▶ **TASK DESCRIPTION**
Rewrite the entries from the beginning through the line containing "svg-text:5: 5 bbox=[675, 181, 682, 196]", substituting "front-recess" for "front-cavity" and keeping everything else unchanged.

"""

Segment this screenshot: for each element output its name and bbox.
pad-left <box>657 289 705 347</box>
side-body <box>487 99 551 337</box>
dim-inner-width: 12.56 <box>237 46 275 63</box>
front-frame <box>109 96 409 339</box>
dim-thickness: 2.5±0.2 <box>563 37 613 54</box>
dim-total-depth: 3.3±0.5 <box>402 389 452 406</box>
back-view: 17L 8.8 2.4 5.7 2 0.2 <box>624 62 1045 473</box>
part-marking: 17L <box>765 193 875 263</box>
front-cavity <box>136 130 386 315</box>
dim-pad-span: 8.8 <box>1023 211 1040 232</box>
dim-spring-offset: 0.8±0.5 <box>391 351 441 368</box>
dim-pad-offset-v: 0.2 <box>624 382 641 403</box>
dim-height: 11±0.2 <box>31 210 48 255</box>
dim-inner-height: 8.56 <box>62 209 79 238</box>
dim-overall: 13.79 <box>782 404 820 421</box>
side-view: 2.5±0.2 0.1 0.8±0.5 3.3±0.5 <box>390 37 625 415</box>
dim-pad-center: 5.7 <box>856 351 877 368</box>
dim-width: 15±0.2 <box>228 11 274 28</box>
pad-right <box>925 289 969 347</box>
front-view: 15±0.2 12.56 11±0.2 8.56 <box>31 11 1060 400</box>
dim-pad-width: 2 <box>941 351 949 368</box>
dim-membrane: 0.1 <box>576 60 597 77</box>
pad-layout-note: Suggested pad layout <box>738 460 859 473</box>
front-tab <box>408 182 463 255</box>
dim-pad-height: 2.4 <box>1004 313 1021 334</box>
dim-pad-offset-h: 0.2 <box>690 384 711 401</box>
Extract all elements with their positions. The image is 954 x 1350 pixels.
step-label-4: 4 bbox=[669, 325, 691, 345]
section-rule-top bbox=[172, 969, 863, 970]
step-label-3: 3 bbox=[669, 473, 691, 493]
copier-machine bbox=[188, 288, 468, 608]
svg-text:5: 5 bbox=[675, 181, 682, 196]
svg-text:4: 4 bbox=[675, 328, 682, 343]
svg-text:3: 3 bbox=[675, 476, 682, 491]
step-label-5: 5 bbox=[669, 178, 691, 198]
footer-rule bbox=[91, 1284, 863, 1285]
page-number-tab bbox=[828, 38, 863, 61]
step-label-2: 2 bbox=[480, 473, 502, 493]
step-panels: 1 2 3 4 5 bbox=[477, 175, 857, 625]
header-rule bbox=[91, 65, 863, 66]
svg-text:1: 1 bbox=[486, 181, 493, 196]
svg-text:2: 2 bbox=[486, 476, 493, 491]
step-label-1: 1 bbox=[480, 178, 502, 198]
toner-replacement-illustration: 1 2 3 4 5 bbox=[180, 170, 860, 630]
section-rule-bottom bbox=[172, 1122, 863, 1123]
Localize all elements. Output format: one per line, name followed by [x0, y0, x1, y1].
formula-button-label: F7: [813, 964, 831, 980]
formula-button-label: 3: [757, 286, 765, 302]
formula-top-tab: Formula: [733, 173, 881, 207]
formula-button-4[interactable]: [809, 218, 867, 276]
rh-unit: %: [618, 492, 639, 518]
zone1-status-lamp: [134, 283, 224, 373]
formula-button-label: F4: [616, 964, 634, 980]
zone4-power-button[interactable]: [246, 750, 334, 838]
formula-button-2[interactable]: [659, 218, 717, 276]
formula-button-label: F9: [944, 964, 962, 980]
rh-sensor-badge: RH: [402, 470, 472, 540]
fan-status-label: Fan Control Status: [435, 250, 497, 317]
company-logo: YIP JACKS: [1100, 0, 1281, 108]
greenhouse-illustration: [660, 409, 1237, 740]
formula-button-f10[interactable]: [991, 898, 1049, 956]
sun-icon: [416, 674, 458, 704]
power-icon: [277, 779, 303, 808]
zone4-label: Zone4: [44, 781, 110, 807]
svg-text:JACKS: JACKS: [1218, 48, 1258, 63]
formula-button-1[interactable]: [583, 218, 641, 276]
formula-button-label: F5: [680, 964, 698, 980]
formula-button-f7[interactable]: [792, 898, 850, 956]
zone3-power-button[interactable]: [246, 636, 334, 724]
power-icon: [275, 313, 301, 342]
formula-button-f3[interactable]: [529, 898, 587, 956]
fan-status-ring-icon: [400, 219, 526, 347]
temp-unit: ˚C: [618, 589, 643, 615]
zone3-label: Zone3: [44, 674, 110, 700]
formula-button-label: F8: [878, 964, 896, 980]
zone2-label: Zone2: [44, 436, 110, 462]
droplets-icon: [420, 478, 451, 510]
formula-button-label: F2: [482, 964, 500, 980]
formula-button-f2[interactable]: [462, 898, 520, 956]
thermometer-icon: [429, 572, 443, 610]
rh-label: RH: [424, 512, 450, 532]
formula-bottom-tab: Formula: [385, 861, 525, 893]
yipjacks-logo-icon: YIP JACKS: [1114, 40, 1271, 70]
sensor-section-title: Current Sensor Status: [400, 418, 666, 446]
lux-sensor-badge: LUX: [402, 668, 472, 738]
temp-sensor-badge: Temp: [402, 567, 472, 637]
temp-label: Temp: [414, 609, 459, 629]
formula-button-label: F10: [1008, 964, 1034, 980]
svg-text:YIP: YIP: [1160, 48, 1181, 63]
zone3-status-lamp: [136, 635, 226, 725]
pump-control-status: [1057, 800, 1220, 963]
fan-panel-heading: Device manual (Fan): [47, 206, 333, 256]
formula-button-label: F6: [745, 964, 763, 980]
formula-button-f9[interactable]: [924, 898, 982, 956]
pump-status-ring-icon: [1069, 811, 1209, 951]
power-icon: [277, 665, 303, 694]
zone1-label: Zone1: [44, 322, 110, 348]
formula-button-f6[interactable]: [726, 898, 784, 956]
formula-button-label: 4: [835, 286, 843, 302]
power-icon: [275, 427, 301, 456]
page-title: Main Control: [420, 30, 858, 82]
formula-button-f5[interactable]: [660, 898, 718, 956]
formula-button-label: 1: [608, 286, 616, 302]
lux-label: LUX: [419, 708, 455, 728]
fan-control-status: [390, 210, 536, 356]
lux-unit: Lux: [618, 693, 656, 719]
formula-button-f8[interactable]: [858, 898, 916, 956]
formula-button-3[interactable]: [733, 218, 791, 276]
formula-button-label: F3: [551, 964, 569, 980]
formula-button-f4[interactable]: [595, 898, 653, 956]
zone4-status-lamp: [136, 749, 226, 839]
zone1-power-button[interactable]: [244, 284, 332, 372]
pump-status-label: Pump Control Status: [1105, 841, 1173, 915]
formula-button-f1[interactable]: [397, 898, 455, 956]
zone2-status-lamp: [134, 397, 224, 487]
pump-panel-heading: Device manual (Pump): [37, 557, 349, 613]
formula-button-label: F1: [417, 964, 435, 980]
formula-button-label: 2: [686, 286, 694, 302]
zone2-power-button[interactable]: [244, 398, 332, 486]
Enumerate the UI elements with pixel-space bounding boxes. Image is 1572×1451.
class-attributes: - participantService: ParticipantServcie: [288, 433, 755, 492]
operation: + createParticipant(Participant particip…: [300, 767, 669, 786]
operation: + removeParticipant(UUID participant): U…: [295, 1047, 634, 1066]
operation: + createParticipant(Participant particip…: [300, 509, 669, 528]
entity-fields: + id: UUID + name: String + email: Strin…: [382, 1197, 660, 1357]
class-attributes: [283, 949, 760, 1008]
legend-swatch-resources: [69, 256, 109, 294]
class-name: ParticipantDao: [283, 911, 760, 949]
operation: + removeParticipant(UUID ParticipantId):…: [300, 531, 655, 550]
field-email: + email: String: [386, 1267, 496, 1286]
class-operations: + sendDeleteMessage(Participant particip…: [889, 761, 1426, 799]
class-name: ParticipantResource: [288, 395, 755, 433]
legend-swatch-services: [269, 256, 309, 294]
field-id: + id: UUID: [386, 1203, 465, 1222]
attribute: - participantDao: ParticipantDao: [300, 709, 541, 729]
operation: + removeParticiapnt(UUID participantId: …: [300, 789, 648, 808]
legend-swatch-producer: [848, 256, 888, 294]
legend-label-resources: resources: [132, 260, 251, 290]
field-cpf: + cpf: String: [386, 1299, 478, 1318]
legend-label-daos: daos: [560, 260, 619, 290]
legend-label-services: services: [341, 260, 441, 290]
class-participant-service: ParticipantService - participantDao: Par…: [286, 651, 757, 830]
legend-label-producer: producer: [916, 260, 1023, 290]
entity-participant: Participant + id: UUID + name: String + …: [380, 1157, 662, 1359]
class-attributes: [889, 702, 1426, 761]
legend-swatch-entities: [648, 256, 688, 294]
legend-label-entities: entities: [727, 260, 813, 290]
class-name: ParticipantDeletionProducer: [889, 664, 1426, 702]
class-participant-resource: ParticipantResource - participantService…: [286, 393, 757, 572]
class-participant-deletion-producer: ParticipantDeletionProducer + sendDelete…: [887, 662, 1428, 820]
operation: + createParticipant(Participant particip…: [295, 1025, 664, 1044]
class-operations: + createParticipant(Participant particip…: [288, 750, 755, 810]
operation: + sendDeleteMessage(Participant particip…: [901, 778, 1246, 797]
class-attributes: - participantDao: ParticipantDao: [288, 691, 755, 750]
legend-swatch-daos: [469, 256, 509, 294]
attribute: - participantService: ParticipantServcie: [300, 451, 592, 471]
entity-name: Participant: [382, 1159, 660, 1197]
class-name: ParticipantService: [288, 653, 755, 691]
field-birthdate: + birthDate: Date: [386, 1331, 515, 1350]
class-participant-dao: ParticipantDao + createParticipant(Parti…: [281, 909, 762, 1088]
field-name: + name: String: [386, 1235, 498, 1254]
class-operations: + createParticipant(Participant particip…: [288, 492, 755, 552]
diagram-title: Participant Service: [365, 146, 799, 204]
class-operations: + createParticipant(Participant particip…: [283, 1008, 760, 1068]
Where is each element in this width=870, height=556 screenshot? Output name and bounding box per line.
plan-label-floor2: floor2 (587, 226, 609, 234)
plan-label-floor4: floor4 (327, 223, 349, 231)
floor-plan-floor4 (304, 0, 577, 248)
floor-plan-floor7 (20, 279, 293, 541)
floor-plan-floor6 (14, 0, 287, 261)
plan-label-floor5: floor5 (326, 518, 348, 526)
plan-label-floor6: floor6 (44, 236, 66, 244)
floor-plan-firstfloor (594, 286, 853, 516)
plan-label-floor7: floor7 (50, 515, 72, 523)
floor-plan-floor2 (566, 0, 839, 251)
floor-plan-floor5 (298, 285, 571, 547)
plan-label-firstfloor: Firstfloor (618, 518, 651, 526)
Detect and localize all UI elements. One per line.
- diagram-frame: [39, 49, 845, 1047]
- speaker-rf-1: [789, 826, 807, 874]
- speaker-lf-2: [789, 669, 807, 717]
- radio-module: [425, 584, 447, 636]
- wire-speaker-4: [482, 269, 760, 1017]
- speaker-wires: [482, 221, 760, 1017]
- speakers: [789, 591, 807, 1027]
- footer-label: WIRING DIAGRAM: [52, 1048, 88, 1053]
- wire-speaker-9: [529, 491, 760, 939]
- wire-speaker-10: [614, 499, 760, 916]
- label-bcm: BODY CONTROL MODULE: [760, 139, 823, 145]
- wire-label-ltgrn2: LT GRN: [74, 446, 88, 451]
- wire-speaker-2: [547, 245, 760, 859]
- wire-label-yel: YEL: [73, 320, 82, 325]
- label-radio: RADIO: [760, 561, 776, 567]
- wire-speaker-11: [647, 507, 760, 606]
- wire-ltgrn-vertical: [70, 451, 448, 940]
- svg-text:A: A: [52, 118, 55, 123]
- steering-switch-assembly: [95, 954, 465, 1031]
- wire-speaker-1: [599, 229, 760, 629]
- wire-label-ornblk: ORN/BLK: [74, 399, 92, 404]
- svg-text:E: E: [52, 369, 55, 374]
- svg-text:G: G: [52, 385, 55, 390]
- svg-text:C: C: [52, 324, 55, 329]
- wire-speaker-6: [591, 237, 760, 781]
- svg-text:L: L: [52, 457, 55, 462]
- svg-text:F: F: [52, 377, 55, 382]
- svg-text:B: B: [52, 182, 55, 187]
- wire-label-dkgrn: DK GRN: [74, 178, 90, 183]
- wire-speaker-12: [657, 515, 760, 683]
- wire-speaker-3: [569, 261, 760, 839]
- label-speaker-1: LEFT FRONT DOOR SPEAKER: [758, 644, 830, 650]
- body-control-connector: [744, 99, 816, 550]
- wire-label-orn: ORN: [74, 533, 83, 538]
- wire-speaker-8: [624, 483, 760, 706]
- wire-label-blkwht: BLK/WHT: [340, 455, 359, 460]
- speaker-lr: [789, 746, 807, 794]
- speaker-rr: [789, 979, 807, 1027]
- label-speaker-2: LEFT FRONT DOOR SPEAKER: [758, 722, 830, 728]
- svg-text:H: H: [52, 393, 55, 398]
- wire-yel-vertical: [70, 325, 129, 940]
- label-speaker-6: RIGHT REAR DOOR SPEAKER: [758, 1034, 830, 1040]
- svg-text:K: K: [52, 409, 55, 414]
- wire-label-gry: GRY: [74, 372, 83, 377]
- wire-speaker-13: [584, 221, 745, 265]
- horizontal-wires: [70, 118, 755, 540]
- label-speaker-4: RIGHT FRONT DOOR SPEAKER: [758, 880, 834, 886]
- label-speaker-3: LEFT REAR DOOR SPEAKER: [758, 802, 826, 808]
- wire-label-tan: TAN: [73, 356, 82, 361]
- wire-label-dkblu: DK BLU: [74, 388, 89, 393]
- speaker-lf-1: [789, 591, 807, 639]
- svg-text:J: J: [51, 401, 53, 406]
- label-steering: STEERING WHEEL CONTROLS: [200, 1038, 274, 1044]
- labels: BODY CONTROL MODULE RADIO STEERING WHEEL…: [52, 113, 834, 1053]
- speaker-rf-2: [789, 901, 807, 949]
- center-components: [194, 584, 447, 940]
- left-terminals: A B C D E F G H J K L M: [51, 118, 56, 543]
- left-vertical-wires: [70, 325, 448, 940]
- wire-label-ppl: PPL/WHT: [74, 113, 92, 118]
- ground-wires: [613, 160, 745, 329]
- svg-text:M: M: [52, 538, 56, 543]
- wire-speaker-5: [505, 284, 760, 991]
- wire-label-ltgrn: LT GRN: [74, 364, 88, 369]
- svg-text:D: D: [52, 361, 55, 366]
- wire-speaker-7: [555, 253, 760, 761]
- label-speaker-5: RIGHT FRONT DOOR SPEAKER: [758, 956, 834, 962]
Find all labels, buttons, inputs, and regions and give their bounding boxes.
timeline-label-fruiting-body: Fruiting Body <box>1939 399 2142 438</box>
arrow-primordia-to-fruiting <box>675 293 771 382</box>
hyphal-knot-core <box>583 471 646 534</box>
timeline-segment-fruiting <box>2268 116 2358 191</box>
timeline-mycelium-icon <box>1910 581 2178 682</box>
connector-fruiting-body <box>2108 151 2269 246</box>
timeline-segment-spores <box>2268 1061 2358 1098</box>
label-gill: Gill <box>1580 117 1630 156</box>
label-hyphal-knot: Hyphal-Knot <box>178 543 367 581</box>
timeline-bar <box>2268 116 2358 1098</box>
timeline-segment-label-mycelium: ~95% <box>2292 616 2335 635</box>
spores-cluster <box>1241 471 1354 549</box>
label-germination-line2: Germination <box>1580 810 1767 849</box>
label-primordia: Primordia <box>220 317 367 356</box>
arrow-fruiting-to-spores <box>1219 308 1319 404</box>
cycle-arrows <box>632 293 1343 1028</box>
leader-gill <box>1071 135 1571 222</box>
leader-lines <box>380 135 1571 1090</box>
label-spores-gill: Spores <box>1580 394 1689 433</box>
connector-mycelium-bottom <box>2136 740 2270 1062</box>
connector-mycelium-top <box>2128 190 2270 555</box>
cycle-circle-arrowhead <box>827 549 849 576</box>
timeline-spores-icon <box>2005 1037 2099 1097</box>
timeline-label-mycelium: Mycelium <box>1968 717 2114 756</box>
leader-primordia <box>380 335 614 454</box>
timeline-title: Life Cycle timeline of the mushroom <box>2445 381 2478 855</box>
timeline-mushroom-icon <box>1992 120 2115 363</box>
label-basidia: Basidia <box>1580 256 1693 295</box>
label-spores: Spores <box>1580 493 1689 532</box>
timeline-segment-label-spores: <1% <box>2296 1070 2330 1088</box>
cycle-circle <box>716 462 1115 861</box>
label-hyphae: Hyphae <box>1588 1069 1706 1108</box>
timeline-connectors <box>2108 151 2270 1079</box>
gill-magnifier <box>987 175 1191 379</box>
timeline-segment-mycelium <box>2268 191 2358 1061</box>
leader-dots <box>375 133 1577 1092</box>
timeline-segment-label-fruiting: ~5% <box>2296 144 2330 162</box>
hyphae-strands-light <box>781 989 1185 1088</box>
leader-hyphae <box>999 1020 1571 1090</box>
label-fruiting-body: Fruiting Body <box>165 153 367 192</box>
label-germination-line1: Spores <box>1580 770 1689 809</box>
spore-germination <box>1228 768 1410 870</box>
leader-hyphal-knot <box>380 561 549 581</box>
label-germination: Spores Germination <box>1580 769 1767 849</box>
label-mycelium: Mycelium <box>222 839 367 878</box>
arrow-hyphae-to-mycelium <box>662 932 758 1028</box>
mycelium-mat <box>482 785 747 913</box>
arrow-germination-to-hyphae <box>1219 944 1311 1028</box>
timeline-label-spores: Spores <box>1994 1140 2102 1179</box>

"""

▶ **SOLUTION TO THE EXERCISE**
Segment this screenshot: for each element output its name and bbox.
pad-left <box>657 289 705 347</box>
side-body <box>487 99 551 337</box>
dim-inner-width: 12.56 <box>237 46 275 63</box>
front-frame <box>109 96 409 339</box>
dim-thickness: 2.5±0.2 <box>563 37 613 54</box>
dim-total-depth: 3.3±0.5 <box>402 389 452 406</box>
back-view: 17L 8.8 2.4 5.7 2 0.2 <box>624 62 1045 473</box>
part-marking: 17L <box>765 193 875 263</box>
front-recess <box>136 130 386 315</box>
dim-pad-span: 8.8 <box>1023 211 1040 232</box>
dim-spring-offset: 0.8±0.5 <box>391 351 441 368</box>
dim-pad-offset-v: 0.2 <box>624 382 641 403</box>
dim-height: 11±0.2 <box>31 210 48 255</box>
dim-inner-height: 8.56 <box>62 209 79 238</box>
dim-overall: 13.79 <box>782 404 820 421</box>
side-view: 2.5±0.2 0.1 0.8±0.5 3.3±0.5 <box>390 37 625 415</box>
dim-pad-center: 5.7 <box>856 351 877 368</box>
dim-width: 15±0.2 <box>228 11 274 28</box>
pad-right <box>925 289 969 347</box>
front-view: 15±0.2 12.56 11±0.2 8.56 <box>31 11 1060 400</box>
dim-pad-width: 2 <box>941 351 949 368</box>
dim-membrane: 0.1 <box>576 60 597 77</box>
pad-layout-note: Suggested pad layout <box>738 460 859 473</box>
front-tab <box>408 182 463 255</box>
dim-pad-height: 2.4 <box>1004 313 1021 334</box>
dim-pad-offset-h: 0.2 <box>690 384 711 401</box>
Extract all elements with their positions. The image is 954 x 1350 pixels.
step-label-4: 4 bbox=[669, 325, 691, 345]
section-rule-top bbox=[172, 969, 863, 970]
step-label-3: 3 bbox=[669, 473, 691, 493]
copier-machine bbox=[188, 288, 468, 608]
svg-text:5: 5 bbox=[675, 181, 682, 196]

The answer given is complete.